The exercise:
Search the records that follow and extract every line containing the string "اشتر".

══════════

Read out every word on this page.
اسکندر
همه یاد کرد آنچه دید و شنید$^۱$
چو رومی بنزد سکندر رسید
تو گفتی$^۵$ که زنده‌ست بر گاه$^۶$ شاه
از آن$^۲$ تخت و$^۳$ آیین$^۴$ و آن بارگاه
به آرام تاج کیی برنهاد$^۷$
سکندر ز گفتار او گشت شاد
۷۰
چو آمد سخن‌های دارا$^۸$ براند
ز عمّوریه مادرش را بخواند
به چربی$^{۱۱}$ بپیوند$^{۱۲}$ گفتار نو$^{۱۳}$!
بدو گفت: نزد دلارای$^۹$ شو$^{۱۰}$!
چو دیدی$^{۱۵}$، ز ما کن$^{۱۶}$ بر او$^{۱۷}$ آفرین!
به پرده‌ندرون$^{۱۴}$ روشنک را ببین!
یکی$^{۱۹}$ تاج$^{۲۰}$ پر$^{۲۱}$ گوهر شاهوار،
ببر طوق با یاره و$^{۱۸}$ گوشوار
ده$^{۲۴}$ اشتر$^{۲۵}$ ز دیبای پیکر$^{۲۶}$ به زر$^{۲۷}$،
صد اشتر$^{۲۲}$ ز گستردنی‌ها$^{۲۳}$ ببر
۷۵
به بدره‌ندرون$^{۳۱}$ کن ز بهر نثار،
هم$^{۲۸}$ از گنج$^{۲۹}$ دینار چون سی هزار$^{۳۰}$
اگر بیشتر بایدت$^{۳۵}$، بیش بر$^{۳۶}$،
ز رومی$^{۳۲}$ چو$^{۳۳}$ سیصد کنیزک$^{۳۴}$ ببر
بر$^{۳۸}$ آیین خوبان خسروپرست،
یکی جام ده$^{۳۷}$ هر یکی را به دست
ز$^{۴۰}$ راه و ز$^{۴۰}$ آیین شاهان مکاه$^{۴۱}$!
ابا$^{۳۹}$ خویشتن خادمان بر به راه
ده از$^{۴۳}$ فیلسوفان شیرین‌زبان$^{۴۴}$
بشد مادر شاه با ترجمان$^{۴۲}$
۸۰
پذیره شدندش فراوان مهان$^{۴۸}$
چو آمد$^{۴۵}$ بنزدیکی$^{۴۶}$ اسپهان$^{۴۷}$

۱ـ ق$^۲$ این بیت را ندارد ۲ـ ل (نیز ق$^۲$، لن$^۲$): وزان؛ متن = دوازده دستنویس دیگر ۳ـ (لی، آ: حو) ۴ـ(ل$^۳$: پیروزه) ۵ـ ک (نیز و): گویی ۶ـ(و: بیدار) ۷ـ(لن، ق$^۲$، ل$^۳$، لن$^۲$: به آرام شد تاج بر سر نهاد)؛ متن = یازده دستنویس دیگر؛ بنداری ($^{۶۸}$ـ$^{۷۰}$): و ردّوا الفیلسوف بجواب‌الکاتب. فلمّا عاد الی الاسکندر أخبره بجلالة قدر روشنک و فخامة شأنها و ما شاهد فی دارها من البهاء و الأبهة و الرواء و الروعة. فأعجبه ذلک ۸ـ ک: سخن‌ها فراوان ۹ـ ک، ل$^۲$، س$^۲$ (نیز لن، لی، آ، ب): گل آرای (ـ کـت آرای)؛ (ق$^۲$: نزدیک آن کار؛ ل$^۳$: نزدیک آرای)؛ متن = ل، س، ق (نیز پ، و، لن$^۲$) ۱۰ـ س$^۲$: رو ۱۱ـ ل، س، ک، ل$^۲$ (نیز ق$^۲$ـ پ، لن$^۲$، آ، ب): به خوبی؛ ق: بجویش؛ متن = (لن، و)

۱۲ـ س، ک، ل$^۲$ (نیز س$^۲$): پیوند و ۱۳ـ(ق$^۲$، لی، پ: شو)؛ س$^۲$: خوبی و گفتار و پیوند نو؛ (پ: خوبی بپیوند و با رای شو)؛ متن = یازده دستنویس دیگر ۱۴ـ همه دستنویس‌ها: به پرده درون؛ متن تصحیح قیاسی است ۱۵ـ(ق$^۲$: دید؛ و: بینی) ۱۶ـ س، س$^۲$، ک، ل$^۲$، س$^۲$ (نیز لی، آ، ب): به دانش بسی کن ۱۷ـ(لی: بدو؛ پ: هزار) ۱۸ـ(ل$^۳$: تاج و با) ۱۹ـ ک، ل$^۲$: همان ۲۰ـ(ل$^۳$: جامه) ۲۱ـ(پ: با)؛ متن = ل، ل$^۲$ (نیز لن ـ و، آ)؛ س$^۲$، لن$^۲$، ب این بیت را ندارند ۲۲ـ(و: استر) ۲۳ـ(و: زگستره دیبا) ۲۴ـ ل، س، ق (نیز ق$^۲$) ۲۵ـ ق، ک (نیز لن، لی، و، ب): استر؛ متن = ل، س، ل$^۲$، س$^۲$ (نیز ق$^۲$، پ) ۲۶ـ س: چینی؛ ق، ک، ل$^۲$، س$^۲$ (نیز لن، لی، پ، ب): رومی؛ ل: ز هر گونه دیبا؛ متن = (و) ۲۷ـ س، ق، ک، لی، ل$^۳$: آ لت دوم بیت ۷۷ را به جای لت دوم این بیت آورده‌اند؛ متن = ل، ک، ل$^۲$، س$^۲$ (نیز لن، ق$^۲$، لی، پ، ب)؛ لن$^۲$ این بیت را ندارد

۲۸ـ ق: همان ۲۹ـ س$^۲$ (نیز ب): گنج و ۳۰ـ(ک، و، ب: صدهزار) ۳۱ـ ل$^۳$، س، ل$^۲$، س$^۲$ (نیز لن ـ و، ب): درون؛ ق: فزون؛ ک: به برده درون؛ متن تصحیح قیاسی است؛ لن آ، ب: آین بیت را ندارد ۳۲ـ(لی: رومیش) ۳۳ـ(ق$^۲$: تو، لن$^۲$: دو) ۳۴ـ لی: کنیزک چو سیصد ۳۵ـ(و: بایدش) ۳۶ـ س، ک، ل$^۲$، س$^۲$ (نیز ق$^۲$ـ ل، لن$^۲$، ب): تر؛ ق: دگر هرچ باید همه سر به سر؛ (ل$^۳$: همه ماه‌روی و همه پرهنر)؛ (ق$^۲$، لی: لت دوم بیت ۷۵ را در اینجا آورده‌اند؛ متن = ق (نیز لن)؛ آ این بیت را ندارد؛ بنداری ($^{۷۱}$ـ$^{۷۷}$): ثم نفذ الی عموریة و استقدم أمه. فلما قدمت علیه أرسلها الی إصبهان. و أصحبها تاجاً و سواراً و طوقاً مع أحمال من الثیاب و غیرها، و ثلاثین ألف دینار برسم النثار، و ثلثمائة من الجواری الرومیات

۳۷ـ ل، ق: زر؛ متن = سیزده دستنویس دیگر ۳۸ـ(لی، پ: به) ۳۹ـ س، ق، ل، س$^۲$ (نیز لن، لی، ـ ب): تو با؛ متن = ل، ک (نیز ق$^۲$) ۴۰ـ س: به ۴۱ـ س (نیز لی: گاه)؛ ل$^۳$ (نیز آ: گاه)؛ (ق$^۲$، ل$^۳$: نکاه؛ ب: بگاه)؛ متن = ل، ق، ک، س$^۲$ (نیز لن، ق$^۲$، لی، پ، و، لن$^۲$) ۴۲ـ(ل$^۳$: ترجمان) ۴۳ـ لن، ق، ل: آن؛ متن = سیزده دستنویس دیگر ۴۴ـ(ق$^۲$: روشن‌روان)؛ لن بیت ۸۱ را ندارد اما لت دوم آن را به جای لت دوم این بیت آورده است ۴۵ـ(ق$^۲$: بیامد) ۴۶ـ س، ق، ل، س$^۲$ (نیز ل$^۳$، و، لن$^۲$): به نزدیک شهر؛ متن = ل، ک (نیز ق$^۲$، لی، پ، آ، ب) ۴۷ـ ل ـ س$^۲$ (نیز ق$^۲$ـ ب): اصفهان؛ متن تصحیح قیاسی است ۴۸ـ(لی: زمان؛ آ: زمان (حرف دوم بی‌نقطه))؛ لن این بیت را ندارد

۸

══════════

Solved exercise:
ده$^{۲۴}$ اشتر$^{۲۵}$ ز دیبای پیکر$^{۲۶}$ به زر$^{۲۷}$،
صد اشتر$^{۲۲}$ ز گستردنی‌ها$^{۲۳}$ ببر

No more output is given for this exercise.